- THE REQUEST
Locate the string "heading" in the listing below. Copy every line where it is found.

- DATA PROVIDED
·····

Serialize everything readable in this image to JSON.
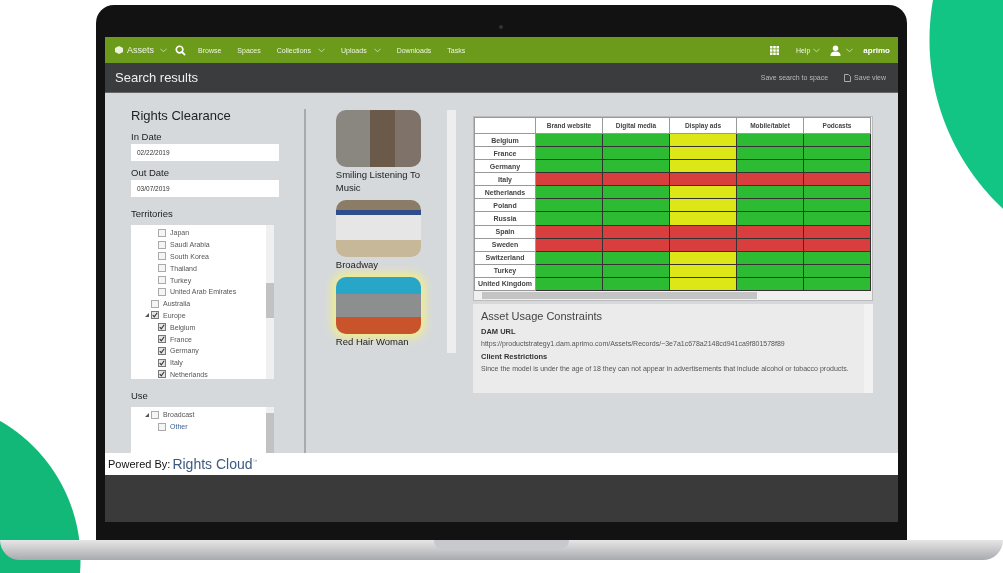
{
  "nav": {
    "app": "Assets",
    "items": [
      {
        "label": "Browse",
        "dropdown": false
      },
      {
        "label": "Spaces",
        "dropdown": false
      },
      {
        "label": "Collections",
        "dropdown": true
      },
      {
        "label": "Uploads",
        "dropdown": true
      },
      {
        "label": "Downloads",
        "dropdown": false
      },
      {
        "label": "Tasks",
        "dropdown": false
      }
    ],
    "help": "Help",
    "logo": "aprimo"
  },
  "header": {
    "title": "Search results",
    "save_search": "Save search to space",
    "save_view": "Save view"
  },
  "filters": {
    "title": "Rights Clearance",
    "in_date": {
      "label": "In Date",
      "value": "02/22/2019"
    },
    "out_date": {
      "label": "Out Date",
      "value": "03/07/2019"
    },
    "territories": {
      "label": "Territories",
      "items": [
        {
          "children": [
            {
              "label": "Japan",
              "checked": false
            },
            {
              "label": "Saudi Arabia",
              "checked": false
            },
            {
              "label": "South Korea",
              "checked": false
            },
            {
              "label": "Thailand",
              "checked": false
            },
            {
              "label": "Turkey",
              "checked": false
            },
            {
              "label": "United Arab Emirates",
              "checked": false
            }
          ]
        },
        {
          "label": "Australia",
          "checked": false
        },
        {
          "label": "Europe",
          "checked": true,
          "expanded": true,
          "children": [
            {
              "label": "Belgium",
              "checked": true
            },
            {
              "label": "France",
              "checked": true
            },
            {
              "label": "Germany",
              "checked": true
            },
            {
              "label": "Italy",
              "checked": true
            },
            {
              "label": "Netherlands",
              "checked": true
            }
          ]
        }
      ]
    },
    "use": {
      "label": "Use",
      "items": [
        {
          "label": "Broadcast",
          "checked": false,
          "expanded": true,
          "children": [
            {
              "label": "Other",
              "checked": false
            }
          ]
        }
      ]
    }
  },
  "assets": [
    {
      "title": "Smiling Listening To Music",
      "selected": false
    },
    {
      "title": "Broadway",
      "selected": false
    },
    {
      "title": "Red Hair Woman",
      "selected": true
    }
  ],
  "matrix": {
    "columns": [
      "Brand website",
      "Digital media",
      "Display ads",
      "Mobile/tablet",
      "Podcasts"
    ],
    "rows": [
      {
        "territory": "Belgium",
        "cells": [
          {
            "color": "#2dbb33"
          },
          {
            "color": "#2dbb33"
          },
          {
            "color": "#dde616"
          },
          {
            "color": "#2dbb33"
          },
          {
            "color": "#2dbb33"
          }
        ]
      },
      {
        "territory": "France",
        "cells": [
          {
            "color": "#2dbb33"
          },
          {
            "color": "#2dbb33"
          },
          {
            "color": "#dde616"
          },
          {
            "color": "#2dbb33"
          },
          {
            "color": "#2dbb33"
          }
        ]
      },
      {
        "territory": "Germany",
        "cells": [
          {
            "color": "#2dbb33"
          },
          {
            "color": "#2dbb33"
          },
          {
            "color": "#dde616"
          },
          {
            "color": "#2dbb33"
          },
          {
            "color": "#2dbb33"
          }
        ]
      },
      {
        "territory": "Italy",
        "cells": [
          {
            "color": "#d93e3e"
          },
          {
            "color": "#d93e3e"
          },
          {
            "color": "#d93e3e"
          },
          {
            "color": "#d93e3e"
          },
          {
            "color": "#d93e3e"
          }
        ]
      },
      {
        "territory": "Netherlands",
        "cells": [
          {
            "color": "#2dbb33"
          },
          {
            "color": "#2dbb33"
          },
          {
            "color": "#dde616"
          },
          {
            "color": "#2dbb33"
          },
          {
            "color": "#2dbb33"
          }
        ]
      },
      {
        "territory": "Poland",
        "cells": [
          {
            "color": "#2dbb33"
          },
          {
            "color": "#2dbb33"
          },
          {
            "color": "#dde616"
          },
          {
            "color": "#2dbb33"
          },
          {
            "color": "#2dbb33"
          }
        ]
      },
      {
        "territory": "Russia",
        "cells": [
          {
            "color": "#2dbb33"
          },
          {
            "color": "#2dbb33"
          },
          {
            "color": "#dde616"
          },
          {
            "color": "#2dbb33"
          },
          {
            "color": "#2dbb33"
          }
        ]
      },
      {
        "territory": "Spain",
        "cells": [
          {
            "color": "#d93e3e"
          },
          {
            "color": "#d93e3e"
          },
          {
            "color": "#d93e3e"
          },
          {
            "color": "#d93e3e"
          },
          {
            "color": "#d93e3e"
          }
        ]
      },
      {
        "territory": "Sweden",
        "cells": [
          {
            "color": "#d93e3e"
          },
          {
            "color": "#d93e3e"
          },
          {
            "color": "#d93e3e"
          },
          {
            "color": "#d93e3e"
          },
          {
            "color": "#d93e3e"
          }
        ]
      },
      {
        "territory": "Switzerland",
        "cells": [
          {
            "color": "#2dbb33"
          },
          {
            "color": "#2dbb33"
          },
          {
            "color": "#dde616"
          },
          {
            "color": "#2dbb33"
          },
          {
            "color": "#2dbb33"
          }
        ]
      },
      {
        "territory": "Turkey",
        "cells": [
          {
            "color": "#2dbb33"
          },
          {
            "color": "#2dbb33"
          },
          {
            "color": "#dde616"
          },
          {
            "color": "#2dbb33"
          },
          {
            "color": "#2dbb33"
          }
        ]
      },
      {
        "territory": "United Kingdom",
        "cells": [
          {
            "color": "#2dbb33"
          },
          {
            "color": "#2dbb33"
          },
          {
            "color": "#dde616"
          },
          {
            "color": "#2dbb33"
          },
          {
            "color": "#2dbb33"
          }
        ]
      }
    ]
  },
  "constraints": {
    "title": "Asset Usage Constraints",
    "sections": [
      {
        "heading": "DAM URL",
        "text": "https://productstrategy1.dam.aprimo.com/Assets/Records/~3e7a1c678a2148cd941ca9f801578f89"
      },
      {
        "heading": "Client Restrictions",
        "text": "Since the model is under the age of 18 they can not appear in advertisements that include alcohol or tobacco products."
      }
    ]
  },
  "footer": {
    "prefix": "Powered By:",
    "brand": "Rights Cloud",
    "mark": "™"
  }
}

·····

- OUTPUT FOR THIS EXERCISE
        "heading": "DAM URL",
        "heading": "Client Restrictions",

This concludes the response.